[START Listed entries]

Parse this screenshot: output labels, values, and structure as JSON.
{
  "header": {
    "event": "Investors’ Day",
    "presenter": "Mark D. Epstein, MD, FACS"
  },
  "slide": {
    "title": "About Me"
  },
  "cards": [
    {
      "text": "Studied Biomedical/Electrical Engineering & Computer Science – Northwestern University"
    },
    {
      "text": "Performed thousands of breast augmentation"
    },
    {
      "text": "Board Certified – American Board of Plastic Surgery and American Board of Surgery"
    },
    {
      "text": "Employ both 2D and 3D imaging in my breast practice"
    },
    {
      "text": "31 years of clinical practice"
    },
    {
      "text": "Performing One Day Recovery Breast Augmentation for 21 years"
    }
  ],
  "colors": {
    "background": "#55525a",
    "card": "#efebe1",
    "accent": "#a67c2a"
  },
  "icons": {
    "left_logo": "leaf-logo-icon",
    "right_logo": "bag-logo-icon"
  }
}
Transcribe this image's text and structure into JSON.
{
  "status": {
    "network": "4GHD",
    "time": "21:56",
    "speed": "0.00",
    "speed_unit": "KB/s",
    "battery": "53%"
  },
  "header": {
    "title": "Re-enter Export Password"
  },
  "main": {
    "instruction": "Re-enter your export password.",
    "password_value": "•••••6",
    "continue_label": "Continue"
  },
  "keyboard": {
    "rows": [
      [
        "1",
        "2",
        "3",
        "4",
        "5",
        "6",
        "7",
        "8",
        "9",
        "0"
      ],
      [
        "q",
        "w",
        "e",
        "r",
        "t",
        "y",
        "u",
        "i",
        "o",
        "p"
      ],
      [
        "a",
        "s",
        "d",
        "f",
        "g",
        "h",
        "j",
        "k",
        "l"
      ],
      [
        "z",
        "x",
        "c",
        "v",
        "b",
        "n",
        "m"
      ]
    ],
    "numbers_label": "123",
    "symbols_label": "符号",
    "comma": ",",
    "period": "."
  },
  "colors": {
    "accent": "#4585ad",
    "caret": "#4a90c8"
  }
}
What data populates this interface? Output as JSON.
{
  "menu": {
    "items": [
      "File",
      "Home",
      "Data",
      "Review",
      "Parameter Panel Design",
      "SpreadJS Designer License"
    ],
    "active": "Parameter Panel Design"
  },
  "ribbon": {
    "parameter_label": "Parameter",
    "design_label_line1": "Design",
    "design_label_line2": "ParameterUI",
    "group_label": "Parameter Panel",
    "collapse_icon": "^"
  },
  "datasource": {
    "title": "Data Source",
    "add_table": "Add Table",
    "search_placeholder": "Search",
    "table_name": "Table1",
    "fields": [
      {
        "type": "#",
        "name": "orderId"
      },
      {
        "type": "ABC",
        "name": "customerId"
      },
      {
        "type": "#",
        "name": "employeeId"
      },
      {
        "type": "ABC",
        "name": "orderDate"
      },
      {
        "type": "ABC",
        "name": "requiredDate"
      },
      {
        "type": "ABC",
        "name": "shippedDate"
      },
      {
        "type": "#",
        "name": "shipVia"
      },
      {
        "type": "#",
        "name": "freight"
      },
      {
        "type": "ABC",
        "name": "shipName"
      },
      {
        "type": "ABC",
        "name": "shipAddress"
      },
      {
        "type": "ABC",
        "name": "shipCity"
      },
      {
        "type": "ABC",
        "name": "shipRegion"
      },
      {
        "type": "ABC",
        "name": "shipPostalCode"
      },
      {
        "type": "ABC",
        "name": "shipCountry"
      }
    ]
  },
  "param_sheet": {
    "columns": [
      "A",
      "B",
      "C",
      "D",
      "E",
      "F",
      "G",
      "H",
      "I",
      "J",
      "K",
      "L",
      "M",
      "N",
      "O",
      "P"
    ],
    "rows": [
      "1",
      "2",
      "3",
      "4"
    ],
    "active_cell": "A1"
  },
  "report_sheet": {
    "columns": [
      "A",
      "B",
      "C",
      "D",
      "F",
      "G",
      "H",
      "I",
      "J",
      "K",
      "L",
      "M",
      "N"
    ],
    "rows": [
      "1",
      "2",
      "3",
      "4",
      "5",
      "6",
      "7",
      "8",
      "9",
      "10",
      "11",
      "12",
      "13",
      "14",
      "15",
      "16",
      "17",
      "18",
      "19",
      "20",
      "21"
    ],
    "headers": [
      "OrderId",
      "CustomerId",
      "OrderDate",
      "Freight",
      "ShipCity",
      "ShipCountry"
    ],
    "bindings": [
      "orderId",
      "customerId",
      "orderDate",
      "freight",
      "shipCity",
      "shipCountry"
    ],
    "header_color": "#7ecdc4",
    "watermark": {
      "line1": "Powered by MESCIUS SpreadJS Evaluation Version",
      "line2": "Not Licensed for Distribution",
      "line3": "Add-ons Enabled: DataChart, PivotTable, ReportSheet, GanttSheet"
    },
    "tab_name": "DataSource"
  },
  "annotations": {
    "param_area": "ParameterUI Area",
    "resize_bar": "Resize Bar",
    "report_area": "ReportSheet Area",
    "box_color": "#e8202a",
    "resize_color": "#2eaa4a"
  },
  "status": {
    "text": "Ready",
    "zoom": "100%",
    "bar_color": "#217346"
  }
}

[END Listed entries]

**Exercise:**
Restate the listing above word for word.

**Response:**
Parse this screenshot: output labels, values, and structure as JSON.
{
  "header": {
    "event": "Investors’ Day",
    "presenter": "Mark D. Epstein, MD, FACS"
  },
  "slide": {
    "title": "About Me"
  },
  "cards": [
    {
      "text": "Studied Biomedical/Electrical Engineering & Computer Science – Northwestern University"
    },
    {
      "text": "Performed thousands of breast augmentation"
    },
    {
      "text": "Board Certified – American Board of Plastic Surgery and American Board of Surgery"
    },
    {
      "text": "Employ both 2D and 3D imaging in my breast practice"
    },
    {
      "text": "31 years of clinical practice"
    },
    {
      "text": "Performing One Day Recovery Breast Augmentation for 21 years"
    }
  ],
  "colors": {
    "background": "#55525a",
    "card": "#efebe1",
    "accent": "#a67c2a"
  },
  "icons": {
    "left_logo": "leaf-logo-icon",
    "right_logo": "bag-logo-icon"
  }
}
Transcribe this image's text and structure into JSON.
{
  "status": {
    "network": "4GHD",
    "time": "21:56",
    "speed": "0.00",
    "speed_unit": "KB/s",
    "battery": "53%"
  },
  "header": {
    "title": "Re-enter Export Password"
  },
  "main": {
    "instruction": "Re-enter your export password.",
    "password_value": "•••••6",
    "continue_label": "Continue"
  },
  "keyboard": {
    "rows": [
      [
        "1",
        "2",
        "3",
        "4",
        "5",
        "6",
        "7",
        "8",
        "9",
        "0"
      ],
      [
        "q",
        "w",
        "e",
        "r",
        "t",
        "y",
        "u",
        "i",
        "o",
        "p"
      ],
      [
        "a",
        "s",
        "d",
        "f",
        "g",
        "h",
        "j",
        "k",
        "l"
      ],
      [
        "z",
        "x",
        "c",
        "v",
        "b",
        "n",
        "m"
      ]
    ],
    "numbers_label": "123",
    "symbols_label": "符号",
    "comma": ",",
    "period": "."
  },
  "colors": {
    "accent": "#4585ad",
    "caret": "#4a90c8"
  }
}
What data populates this interface? Output as JSON.
{
  "menu": {
    "items": [
      "File",
      "Home",
      "Data",
      "Review",
      "Parameter Panel Design",
      "SpreadJS Designer License"
    ],
    "active": "Parameter Panel Design"
  },
  "ribbon": {
    "parameter_label": "Parameter",
    "design_label_line1": "Design",
    "design_label_line2": "ParameterUI",
    "group_label": "Parameter Panel",
    "collapse_icon": "^"
  },
  "datasource": {
    "title": "Data Source",
    "add_table": "Add Table",
    "search_placeholder": "Search",
    "table_name": "Table1",
    "fields": [
      {
        "type": "#",
        "name": "orderId"
      },
      {
        "type": "ABC",
        "name": "customerId"
      },
      {
        "type": "#",
        "name": "employeeId"
      },
      {
        "type": "ABC",
        "name": "orderDate"
      },
      {
        "type": "ABC",
        "name": "requiredDate"
      },
      {
        "type": "ABC",
        "name": "shippedDate"
      },
      {
        "type": "#",
        "name": "shipVia"
      },
      {
        "type": "#",
        "name": "freight"
      },
      {
        "type": "ABC",
        "name": "shipName"
      },
      {
        "type": "ABC",
        "name": "shipAddress"
      },
      {
        "type": "ABC",
        "name": "shipCity"
      },
      {
        "type": "ABC",
        "name": "shipRegion"
      },
      {
        "type": "ABC",
        "name": "shipPostalCode"
      },
      {
        "type": "ABC",
        "name": "shipCountry"
      }
    ]
  },
  "param_sheet": {
    "columns": [
      "A",
      "B",
      "C",
      "D",
      "E",
      "F",
      "G",
      "H",
      "I",
      "J",
      "K",
      "L",
      "M",
      "N",
      "O",
      "P"
    ],
    "rows": [
      "1",
      "2",
      "3",
      "4"
    ],
    "active_cell": "A1"
  },
  "report_sheet": {
    "columns": [
      "A",
      "B",
      "C",
      "D",
      "F",
      "G",
      "H",
      "I",
      "J",
      "K",
      "L",
      "M",
      "N"
    ],
    "rows": [
      "1",
      "2",
      "3",
      "4",
      "5",
      "6",
      "7",
      "8",
      "9",
      "10",
      "11",
      "12",
      "13",
      "14",
      "15",
      "16",
      "17",
      "18",
      "19",
      "20",
      "21"
    ],
    "headers": [
      "OrderId",
      "CustomerId",
      "OrderDate",
      "Freight",
      "ShipCity",
      "ShipCountry"
    ],
    "bindings": [
      "orderId",
      "customerId",
      "orderDate",
      "freight",
      "shipCity",
      "shipCountry"
    ],
    "header_color": "#7ecdc4",
    "watermark": {
      "line1": "Powered by MESCIUS SpreadJS Evaluation Version",
      "line2": "Not Licensed for Distribution",
      "line3": "Add-ons Enabled: DataChart, PivotTable, ReportSheet, GanttSheet"
    },
    "tab_name": "DataSource"
  },
  "annotations": {
    "param_area": "ParameterUI Area",
    "resize_bar": "Resize Bar",
    "report_area": "ReportSheet Area",
    "box_color": "#e8202a",
    "resize_color": "#2eaa4a"
  },
  "status": {
    "text": "Ready",
    "zoom": "100%",
    "bar_color": "#217346"
  }
}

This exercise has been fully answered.